Pictures in the records should not be copied, but every other part must be repeated exactly.

__Data extract__.
_ _ _ _
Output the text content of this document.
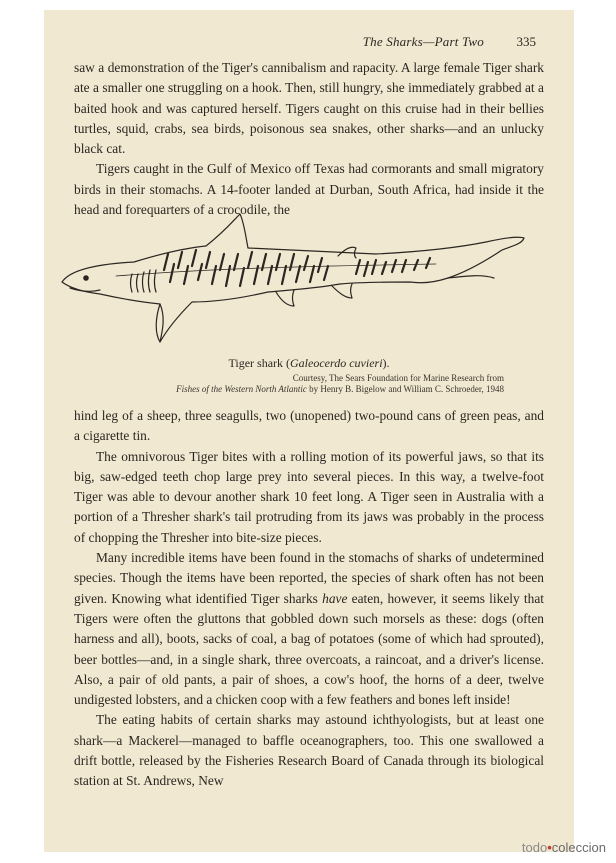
The Sharks—Part Two	335

saw a demonstration of the Tiger's cannibalism and rapacity. A large female Tiger shark ate a smaller one struggling on a hook. Then, still hungry, she immediately grabbed at a baited hook and was captured herself. Tigers caught on this cruise had in their bellies turtles, squid, crabs, sea birds, poisonous sea snakes, other sharks—and an unlucky black cat.

Tigers caught in the Gulf of Mexico off Texas had cormorants and small migratory birds in their stomachs. A 14-footer landed at Durban, South Africa, had inside it the head and forequarters of a crocodile, the

Tiger shark (Galeocerdo cuvieri).
Courtesy, The Sears Foundation for Marine Research from
Fishes of the Western North Atlantic by Henry B. Bigelow and William C. Schroeder, 1948

hind leg of a sheep, three seagulls, two (unopened) two-pound cans of green peas, and a cigarette tin.

The omnivorous Tiger bites with a rolling motion of its powerful jaws, so that its big, saw-edged teeth chop large prey into several pieces. In this way, a twelve-foot Tiger was able to devour another shark 10 feet long. A Tiger seen in Australia with a portion of a Thresher shark's tail protruding from its jaws was probably in the process of chopping the Thresher into bite-size pieces.

Many incredible items have been found in the stomachs of sharks of undetermined species. Though the items have been reported, the species of shark often has not been given. Knowing what identified Tiger sharks have eaten, however, it seems likely that Tigers were often the gluttons that gobbled down such morsels as these: dogs (often harness and all), boots, sacks of coal, a bag of potatoes (some of which had sprouted), beer bottles—and, in a single shark, three overcoats, a raincoat, and a driver's license. Also, a pair of old pants, a pair of shoes, a cow's hoof, the horns of a deer, twelve undigested lobsters, and a chicken coop with a few feathers and bones left inside!

The eating habits of certain sharks may astound ichthyologists, but at least one shark—a Mackerel—managed to baffle oceanographers, too. This one swallowed a drift bottle, released by the Fisheries Research Board of Canada through its biological station at St. Andrews, New

todo•coleccion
_ _ _ _
__Expected answer__.
Output the text content of this document.
The Sharks—Part Two	335

saw a demonstration of the Tiger's cannibalism and rapacity. A large female Tiger shark ate a smaller one struggling on a hook. Then, still hungry, she immediately grabbed at a baited hook and was captured herself. Tigers caught on this cruise had in their bellies turtles, squid, crabs, sea birds, poisonous sea snakes, other sharks—and an unlucky black cat.

Tigers caught in the Gulf of Mexico off Texas had cormorants and small migratory birds in their stomachs. A 14-footer landed at Durban, South Africa, had inside it the head and forequarters of a crocodile, the

Tiger shark (Galeocerdo cuvieri).
Courtesy, The Sears Foundation for Marine Research from
Fishes of the Western North Atlantic by Henry B. Bigelow and William C. Schroeder, 1948

hind leg of a sheep, three seagulls, two (unopened) two-pound cans of green peas, and a cigarette tin.

The omnivorous Tiger bites with a rolling motion of its powerful jaws, so that its big, saw-edged teeth chop large prey into several pieces. In this way, a twelve-foot Tiger was able to devour another shark 10 feet long. A Tiger seen in Australia with a portion of a Thresher shark's tail protruding from its jaws was probably in the process of chopping the Thresher into bite-size pieces.

Many incredible items have been found in the stomachs of sharks of undetermined species. Though the items have been reported, the species of shark often has not been given. Knowing what identified Tiger sharks have eaten, however, it seems likely that Tigers were often the gluttons that gobbled down such morsels as these: dogs (often harness and all), boots, sacks of coal, a bag of potatoes (some of which had sprouted), beer bottles—and, in a single shark, three overcoats, a raincoat, and a driver's license. Also, a pair of old pants, a pair of shoes, a cow's hoof, the horns of a deer, twelve undigested lobsters, and a chicken coop with a few feathers and bones left inside!

The eating habits of certain sharks may astound ichthyologists, but at least one shark—a Mackerel—managed to baffle oceanographers, too. This one swallowed a drift bottle, released by the Fisheries Research Board of Canada through its biological station at St. Andrews, New

todo•coleccion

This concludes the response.